───── GIVEN INFORMATION
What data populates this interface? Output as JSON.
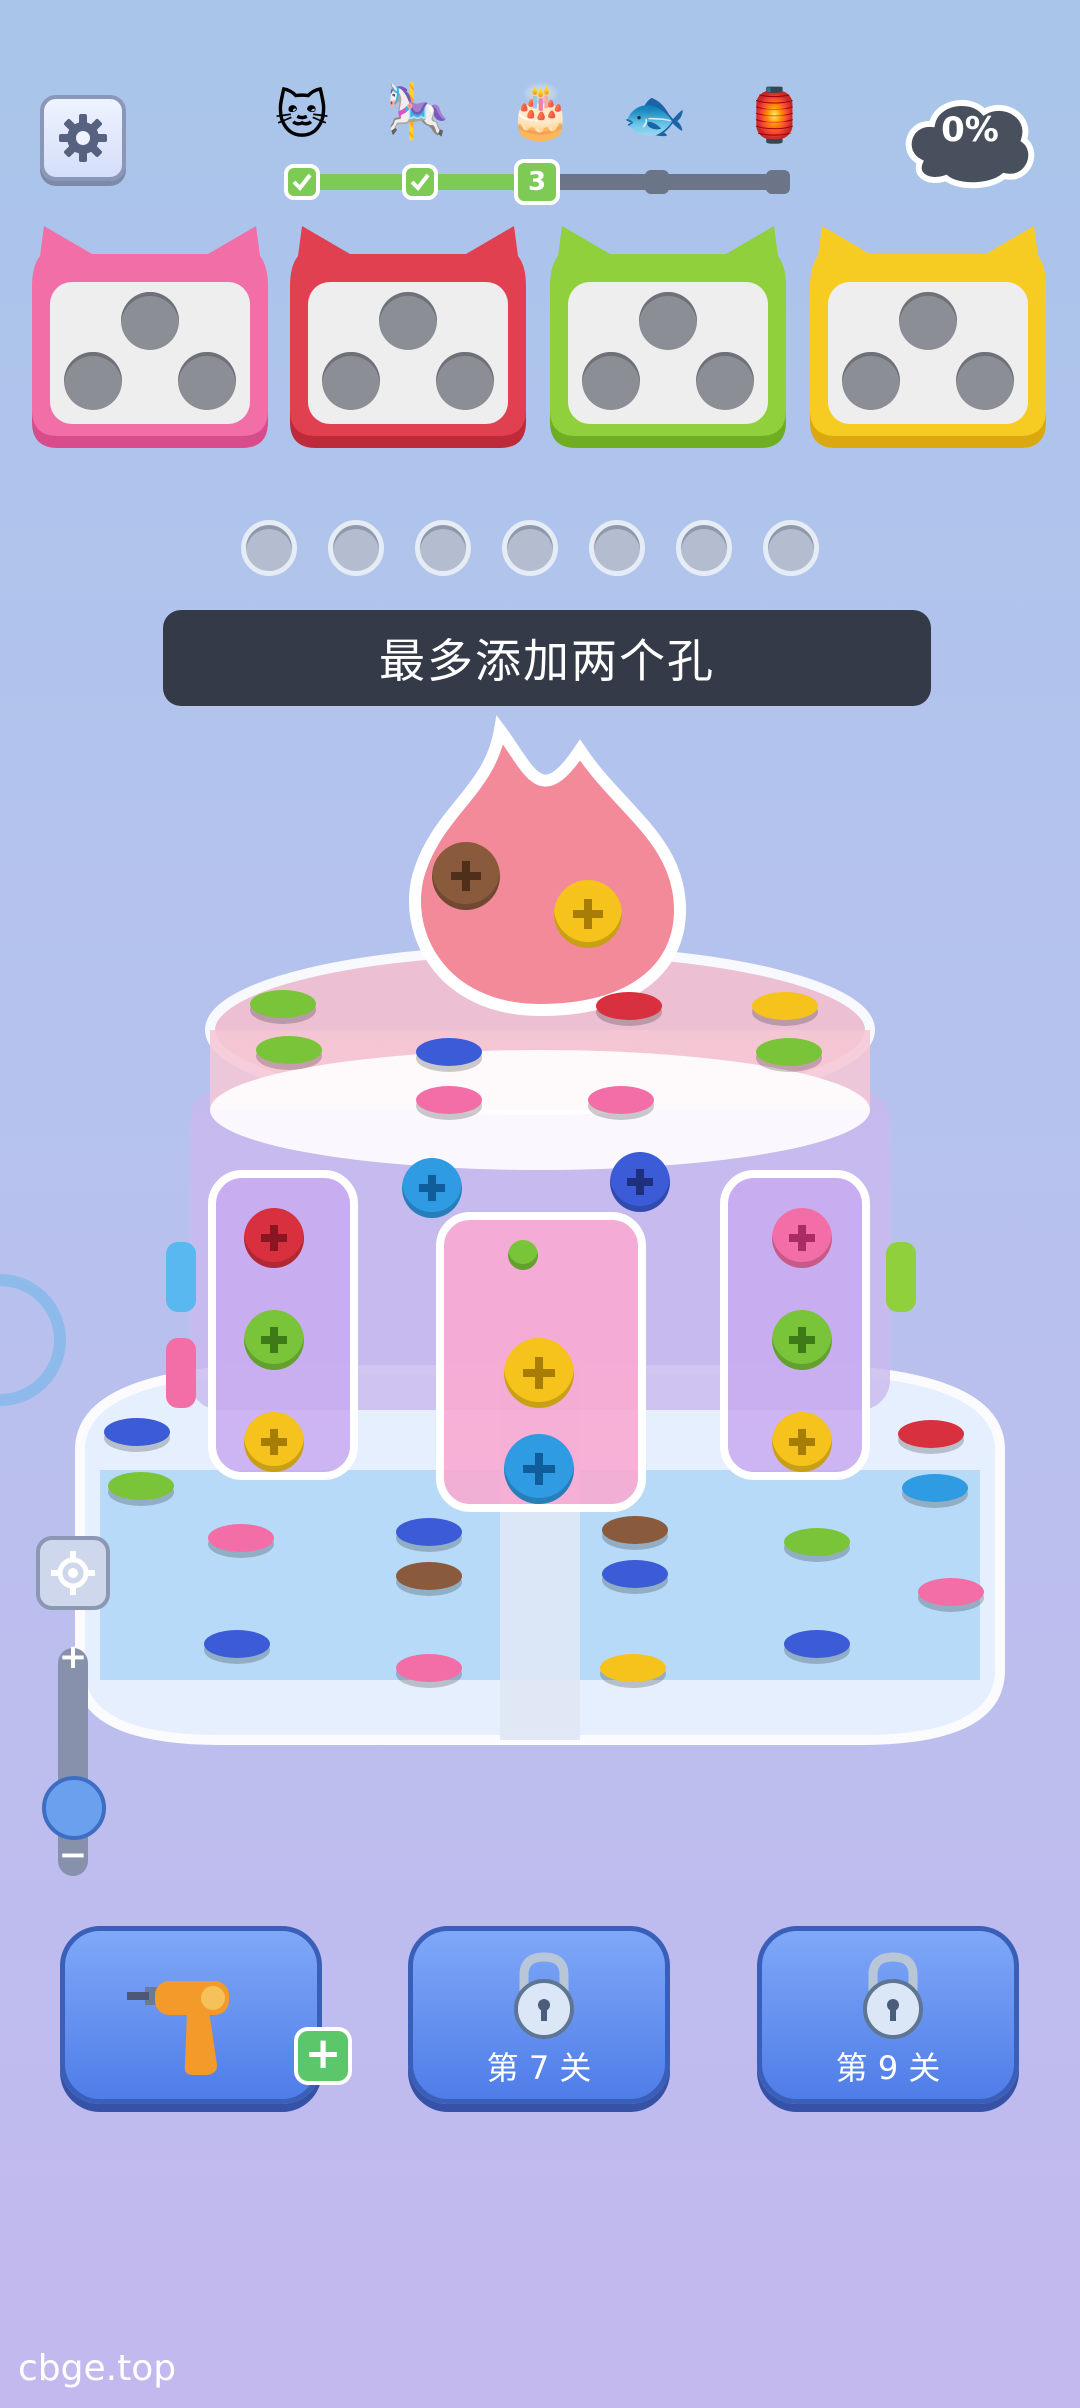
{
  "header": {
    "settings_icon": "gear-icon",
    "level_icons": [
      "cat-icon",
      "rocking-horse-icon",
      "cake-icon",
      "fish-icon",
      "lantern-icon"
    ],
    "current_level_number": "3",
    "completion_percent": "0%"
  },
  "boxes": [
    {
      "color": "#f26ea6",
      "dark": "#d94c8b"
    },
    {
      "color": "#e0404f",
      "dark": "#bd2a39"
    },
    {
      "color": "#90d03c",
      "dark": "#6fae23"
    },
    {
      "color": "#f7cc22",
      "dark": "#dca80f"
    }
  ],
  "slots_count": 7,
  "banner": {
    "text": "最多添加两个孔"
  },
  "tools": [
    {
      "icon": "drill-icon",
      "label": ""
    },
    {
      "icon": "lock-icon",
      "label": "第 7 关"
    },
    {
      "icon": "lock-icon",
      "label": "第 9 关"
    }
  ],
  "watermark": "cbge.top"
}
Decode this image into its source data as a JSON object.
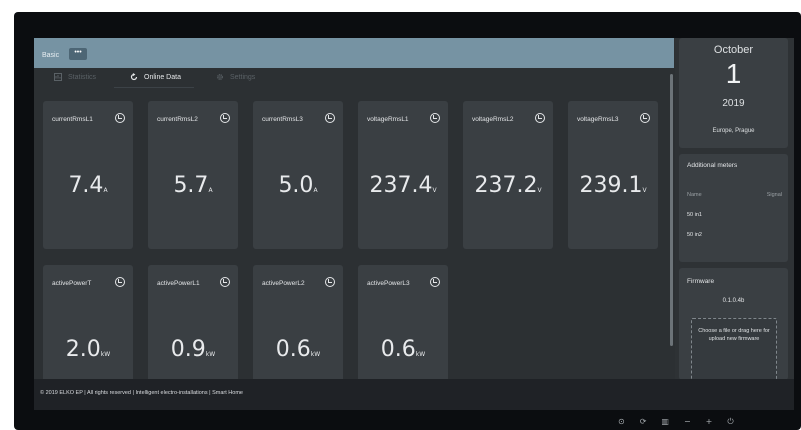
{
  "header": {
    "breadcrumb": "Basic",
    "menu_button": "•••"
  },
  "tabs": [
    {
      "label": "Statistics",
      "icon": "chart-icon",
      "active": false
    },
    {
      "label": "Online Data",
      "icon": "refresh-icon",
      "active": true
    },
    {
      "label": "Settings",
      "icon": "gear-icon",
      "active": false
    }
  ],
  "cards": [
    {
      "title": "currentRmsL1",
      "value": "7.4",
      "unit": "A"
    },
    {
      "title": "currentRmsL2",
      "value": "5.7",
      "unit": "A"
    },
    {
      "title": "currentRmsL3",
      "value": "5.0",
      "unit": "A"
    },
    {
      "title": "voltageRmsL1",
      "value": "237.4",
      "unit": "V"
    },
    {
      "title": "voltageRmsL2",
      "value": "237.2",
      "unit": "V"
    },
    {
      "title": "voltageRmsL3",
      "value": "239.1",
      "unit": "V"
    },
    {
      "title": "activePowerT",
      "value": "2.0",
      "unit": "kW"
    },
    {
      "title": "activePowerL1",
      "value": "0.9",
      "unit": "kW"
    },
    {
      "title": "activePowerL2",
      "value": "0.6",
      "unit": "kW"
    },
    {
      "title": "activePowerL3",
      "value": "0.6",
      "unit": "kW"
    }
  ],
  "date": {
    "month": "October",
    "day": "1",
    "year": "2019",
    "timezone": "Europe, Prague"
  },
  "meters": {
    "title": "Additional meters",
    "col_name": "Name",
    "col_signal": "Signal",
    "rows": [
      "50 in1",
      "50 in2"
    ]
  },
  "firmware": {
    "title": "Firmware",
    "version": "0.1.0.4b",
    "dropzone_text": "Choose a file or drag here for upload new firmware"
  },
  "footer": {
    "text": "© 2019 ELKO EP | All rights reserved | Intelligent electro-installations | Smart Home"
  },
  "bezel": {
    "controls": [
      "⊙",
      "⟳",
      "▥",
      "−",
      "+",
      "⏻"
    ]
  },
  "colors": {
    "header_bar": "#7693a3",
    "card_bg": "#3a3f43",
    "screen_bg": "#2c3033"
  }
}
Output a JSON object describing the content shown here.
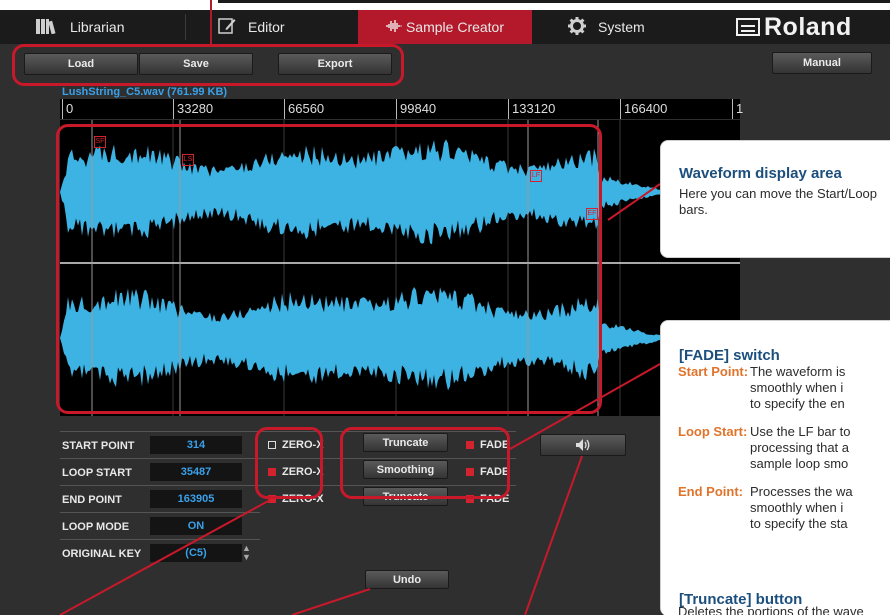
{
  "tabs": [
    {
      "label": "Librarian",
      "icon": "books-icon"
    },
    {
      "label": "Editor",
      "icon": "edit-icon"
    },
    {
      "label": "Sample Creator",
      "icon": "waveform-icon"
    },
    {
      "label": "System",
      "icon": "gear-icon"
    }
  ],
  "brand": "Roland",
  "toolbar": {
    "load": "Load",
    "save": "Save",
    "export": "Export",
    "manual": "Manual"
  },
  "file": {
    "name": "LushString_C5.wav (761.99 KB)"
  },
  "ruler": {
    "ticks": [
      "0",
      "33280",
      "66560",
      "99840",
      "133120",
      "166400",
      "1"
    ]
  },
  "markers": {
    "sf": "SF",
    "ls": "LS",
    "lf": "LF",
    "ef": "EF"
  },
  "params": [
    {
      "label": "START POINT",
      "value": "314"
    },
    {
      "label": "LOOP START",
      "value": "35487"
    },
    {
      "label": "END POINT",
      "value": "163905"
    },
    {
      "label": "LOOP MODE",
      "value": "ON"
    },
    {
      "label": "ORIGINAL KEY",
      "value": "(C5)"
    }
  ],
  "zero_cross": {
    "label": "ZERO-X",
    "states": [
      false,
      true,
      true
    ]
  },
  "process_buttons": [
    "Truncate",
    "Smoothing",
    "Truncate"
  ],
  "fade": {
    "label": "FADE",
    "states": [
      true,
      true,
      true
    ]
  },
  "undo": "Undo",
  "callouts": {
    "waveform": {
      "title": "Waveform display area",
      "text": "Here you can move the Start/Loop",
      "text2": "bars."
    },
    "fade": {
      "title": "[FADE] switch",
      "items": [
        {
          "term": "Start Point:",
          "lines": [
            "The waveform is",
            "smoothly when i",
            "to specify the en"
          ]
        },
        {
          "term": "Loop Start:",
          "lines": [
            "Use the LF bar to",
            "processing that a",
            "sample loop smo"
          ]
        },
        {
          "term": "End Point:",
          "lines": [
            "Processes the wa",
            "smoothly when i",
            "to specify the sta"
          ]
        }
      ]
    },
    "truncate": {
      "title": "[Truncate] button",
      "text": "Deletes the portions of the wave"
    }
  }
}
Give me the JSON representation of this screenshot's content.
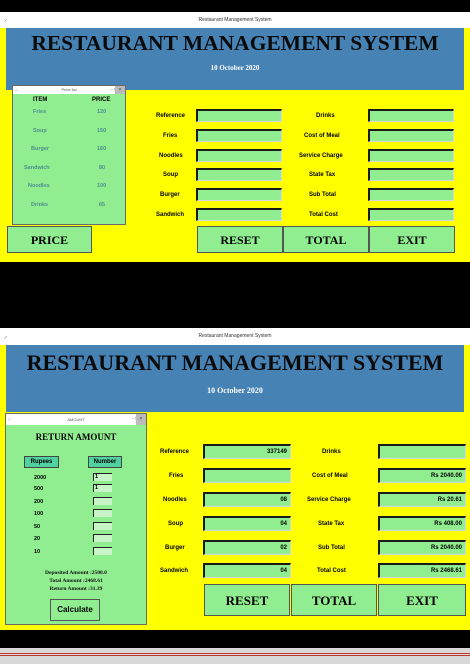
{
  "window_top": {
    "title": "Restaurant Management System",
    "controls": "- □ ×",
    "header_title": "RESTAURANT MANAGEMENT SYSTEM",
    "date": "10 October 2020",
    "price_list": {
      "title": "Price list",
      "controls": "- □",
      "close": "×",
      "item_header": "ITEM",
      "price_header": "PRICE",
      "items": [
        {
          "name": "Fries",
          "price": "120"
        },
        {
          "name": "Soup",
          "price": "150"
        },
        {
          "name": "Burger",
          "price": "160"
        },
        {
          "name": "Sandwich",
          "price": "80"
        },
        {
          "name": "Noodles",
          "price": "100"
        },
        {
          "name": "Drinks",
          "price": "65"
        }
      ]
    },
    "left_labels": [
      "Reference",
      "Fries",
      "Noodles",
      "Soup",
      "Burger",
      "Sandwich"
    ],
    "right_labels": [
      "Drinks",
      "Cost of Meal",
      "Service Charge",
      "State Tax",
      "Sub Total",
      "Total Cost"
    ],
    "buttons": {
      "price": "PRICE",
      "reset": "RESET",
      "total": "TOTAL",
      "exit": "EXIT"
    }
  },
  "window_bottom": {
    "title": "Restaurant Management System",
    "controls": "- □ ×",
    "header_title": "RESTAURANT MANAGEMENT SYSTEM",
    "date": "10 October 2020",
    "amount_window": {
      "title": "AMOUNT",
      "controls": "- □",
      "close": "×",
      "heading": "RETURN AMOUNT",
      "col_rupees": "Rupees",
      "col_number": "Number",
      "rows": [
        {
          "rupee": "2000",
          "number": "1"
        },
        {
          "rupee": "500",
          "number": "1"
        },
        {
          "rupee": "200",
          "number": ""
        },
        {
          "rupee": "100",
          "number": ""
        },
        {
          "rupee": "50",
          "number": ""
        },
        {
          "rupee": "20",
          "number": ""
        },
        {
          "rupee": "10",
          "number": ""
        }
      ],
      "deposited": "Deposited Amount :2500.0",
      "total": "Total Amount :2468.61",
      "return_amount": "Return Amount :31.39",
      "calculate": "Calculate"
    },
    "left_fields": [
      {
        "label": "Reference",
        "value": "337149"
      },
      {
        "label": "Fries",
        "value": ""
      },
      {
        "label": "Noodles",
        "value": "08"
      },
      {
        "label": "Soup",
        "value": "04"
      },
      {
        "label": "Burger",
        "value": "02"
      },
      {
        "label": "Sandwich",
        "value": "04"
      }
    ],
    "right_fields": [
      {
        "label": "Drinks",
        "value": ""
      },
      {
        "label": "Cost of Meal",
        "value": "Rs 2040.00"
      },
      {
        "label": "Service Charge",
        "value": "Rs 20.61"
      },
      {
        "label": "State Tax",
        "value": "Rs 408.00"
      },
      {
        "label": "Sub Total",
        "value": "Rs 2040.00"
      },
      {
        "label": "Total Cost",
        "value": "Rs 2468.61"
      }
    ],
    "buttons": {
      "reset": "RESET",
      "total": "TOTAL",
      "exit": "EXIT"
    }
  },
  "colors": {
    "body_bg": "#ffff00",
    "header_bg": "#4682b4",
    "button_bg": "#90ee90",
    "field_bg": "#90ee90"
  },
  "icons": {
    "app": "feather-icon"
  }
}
──────────
Which lines contain the word "this"? Copy each one.

What data populates this interface? Output as JSON.
Decode this image into its source data as a JSON object.
Give me the JSON representation of this screenshot's content.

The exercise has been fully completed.